Exclude the pictures; give every entry again exactly as written.

Materials provided —
------------------------

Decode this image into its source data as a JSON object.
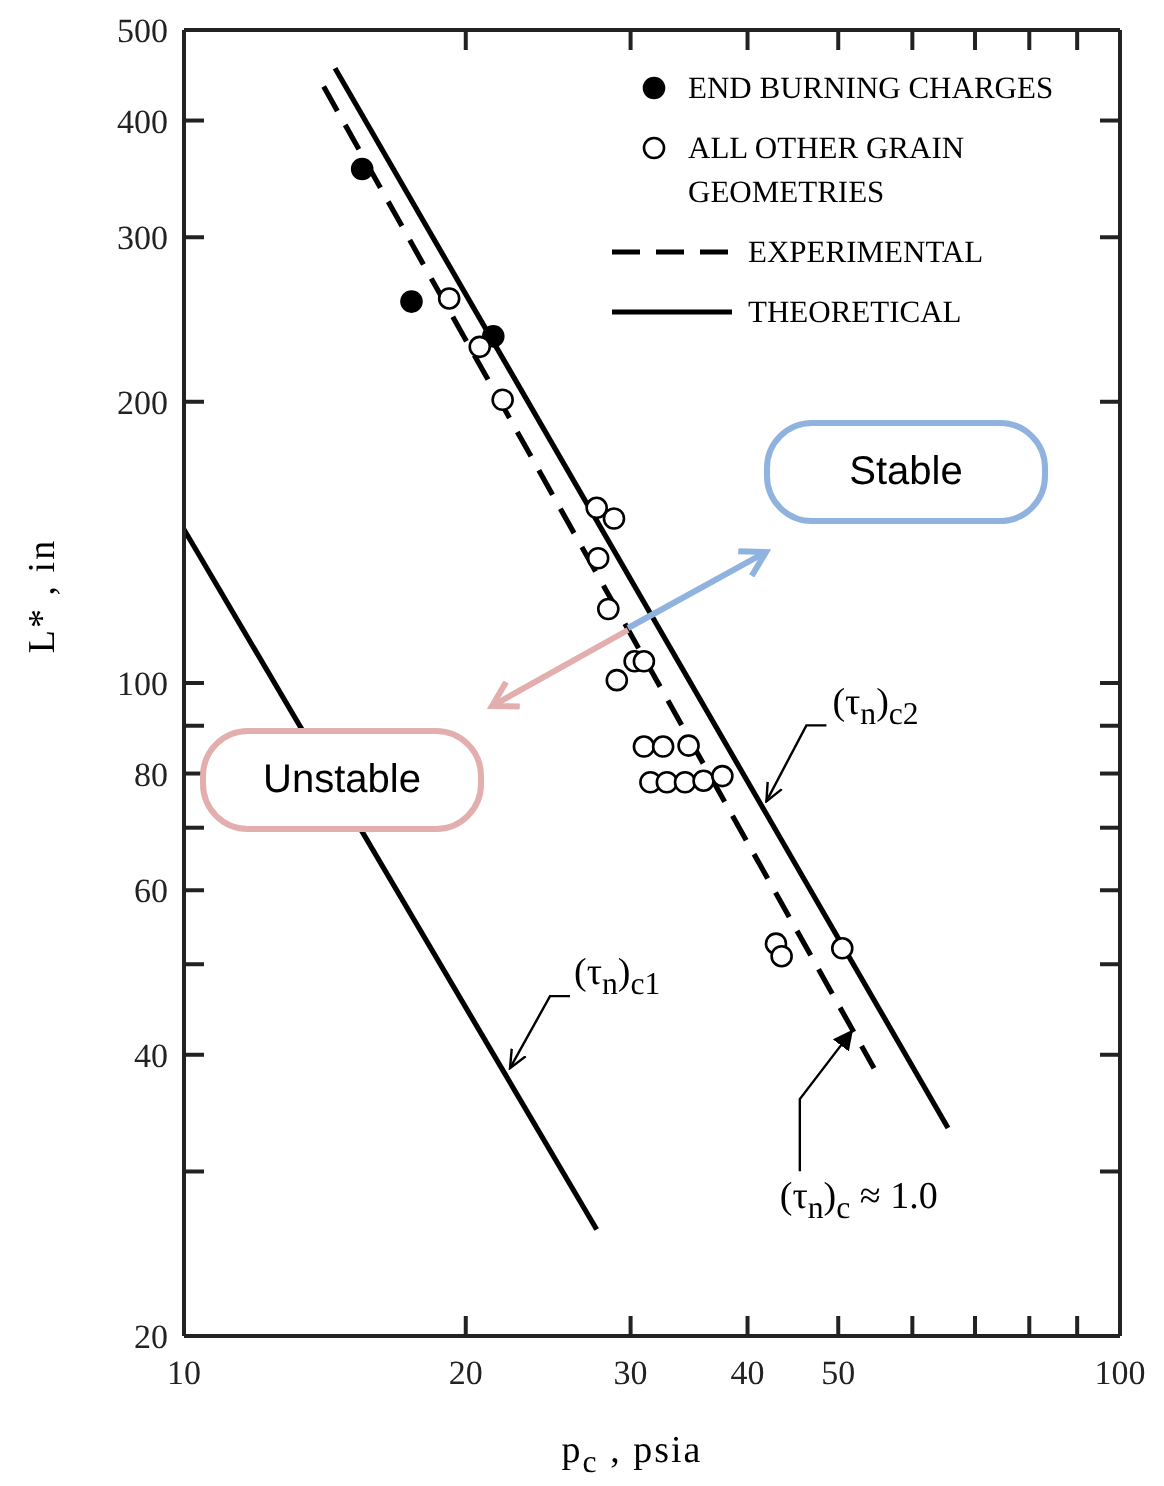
{
  "chart_data": {
    "type": "scatter",
    "xlabel": "p$_{c}$ , psia",
    "ylabel": "L* , in",
    "log": "xy",
    "xlim": [
      10,
      100
    ],
    "ylim": [
      20,
      500
    ],
    "xticks": [
      10,
      20,
      30,
      40,
      50,
      {
        "value": 60,
        "label": null
      },
      {
        "value": 70,
        "label": null
      },
      {
        "value": 80,
        "label": null
      },
      {
        "value": 90,
        "label": null
      },
      100
    ],
    "yticks": [
      20,
      {
        "value": 30,
        "label": null
      },
      40,
      {
        "value": 50,
        "label": null
      },
      60,
      {
        "value": 70,
        "label": null
      },
      80,
      {
        "value": 90,
        "label": null
      },
      100,
      200,
      300,
      400,
      500
    ],
    "grid": false,
    "legend": "top right",
    "series": [
      {
        "name": "END BURNING CHARGES",
        "marker": "circle",
        "color": "#000000",
        "x": [
          15.5,
          17.5,
          21.4
        ],
        "values": [
          355,
          256,
          235
        ]
      },
      {
        "name": "ALL OTHER GRAIN GEOMETRIES",
        "marker": "circle",
        "color": "#ffffff",
        "x": [
          19.2,
          20.7,
          21.9,
          27.6,
          28.8,
          27.7,
          28.4,
          30.3,
          31.0,
          29.0,
          31.0,
          32.5,
          34.6,
          31.5,
          32.8,
          34.3,
          35.9,
          37.6,
          42.9,
          43.5,
          50.5
        ],
        "values": [
          258,
          229,
          201,
          154,
          150,
          136,
          120,
          105.5,
          105.5,
          100.7,
          85.5,
          85.5,
          85.7,
          78.3,
          78.3,
          78.3,
          78.6,
          79.5,
          52.6,
          51,
          52
        ]
      },
      {
        "name": "EXPERIMENTAL",
        "type": "line",
        "marker": "none",
        "line_style": "dashed",
        "color": "#000000",
        "x": [
          14.1,
          54.6
        ],
        "values": [
          435,
          38.7
        ]
      },
      {
        "name": "THEORETICAL",
        "type": "line",
        "marker": "none",
        "line_style": "solid",
        "color": "#000000",
        "x": [
          14.5,
          65.5
        ],
        "values": [
          455,
          33.4
        ]
      },
      {
        "type": "line",
        "marker": "none",
        "line_style": "solid",
        "color": "#000000",
        "x": [
          10,
          27.6
        ],
        "values": [
          146,
          26.0
        ]
      }
    ],
    "annotations": [
      "Stable",
      "Unstable",
      {
        "text": "(τ$_{n}$)$_{c2}$",
        "x": 41.9,
        "y": 74.7
      },
      {
        "text": "(τ$_{n}$)$_{c1}$",
        "x": 22.3,
        "y": 38.7
      },
      {
        "text": "(τ$_{n}$)$_{c}$ ≈ 1.0",
        "x": 51.7,
        "y": 42.4
      }
    ]
  }
}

------------------------

Exercise response —
Decode this image into its source data as a JSON object.
{
  "chart_data": {
    "type": "scatter",
    "xlabel": "p$_{c}$ , psia",
    "ylabel": "L* , in",
    "log": "xy",
    "xlim": [
      10,
      100
    ],
    "ylim": [
      20,
      500
    ],
    "xticks": [
      10,
      20,
      30,
      40,
      50,
      {
        "value": 60,
        "label": null
      },
      {
        "value": 70,
        "label": null
      },
      {
        "value": 80,
        "label": null
      },
      {
        "value": 90,
        "label": null
      },
      100
    ],
    "yticks": [
      20,
      {
        "value": 30,
        "label": null
      },
      40,
      {
        "value": 50,
        "label": null
      },
      60,
      {
        "value": 70,
        "label": null
      },
      80,
      {
        "value": 90,
        "label": null
      },
      100,
      200,
      300,
      400,
      500
    ],
    "grid": false,
    "legend": "top right",
    "series": [
      {
        "name": "END BURNING CHARGES",
        "marker": "circle",
        "color": "#000000",
        "x": [
          15.5,
          17.5,
          21.4
        ],
        "values": [
          355,
          256,
          235
        ]
      },
      {
        "name": "ALL OTHER GRAIN GEOMETRIES",
        "marker": "circle",
        "color": "#ffffff",
        "x": [
          19.2,
          20.7,
          21.9,
          27.6,
          28.8,
          27.7,
          28.4,
          30.3,
          31.0,
          29.0,
          31.0,
          32.5,
          34.6,
          31.5,
          32.8,
          34.3,
          35.9,
          37.6,
          42.9,
          43.5,
          50.5
        ],
        "values": [
          258,
          229,
          201,
          154,
          150,
          136,
          120,
          105.5,
          105.5,
          100.7,
          85.5,
          85.5,
          85.7,
          78.3,
          78.3,
          78.3,
          78.6,
          79.5,
          52.6,
          51,
          52
        ]
      },
      {
        "name": "EXPERIMENTAL",
        "type": "line",
        "marker": "none",
        "line_style": "dashed",
        "color": "#000000",
        "x": [
          14.1,
          54.6
        ],
        "values": [
          435,
          38.7
        ]
      },
      {
        "name": "THEORETICAL",
        "type": "line",
        "marker": "none",
        "line_style": "solid",
        "color": "#000000",
        "x": [
          14.5,
          65.5
        ],
        "values": [
          455,
          33.4
        ]
      },
      {
        "type": "line",
        "marker": "none",
        "line_style": "solid",
        "color": "#000000",
        "x": [
          10,
          27.6
        ],
        "values": [
          146,
          26.0
        ]
      }
    ],
    "annotations": [
      "Stable",
      "Unstable",
      {
        "text": "(τ$_{n}$)$_{c2}$",
        "x": 41.9,
        "y": 74.7
      },
      {
        "text": "(τ$_{n}$)$_{c1}$",
        "x": 22.3,
        "y": 38.7
      },
      {
        "text": "(τ$_{n}$)$_{c}$ ≈ 1.0",
        "x": 51.7,
        "y": 42.4
      }
    ]
  }
}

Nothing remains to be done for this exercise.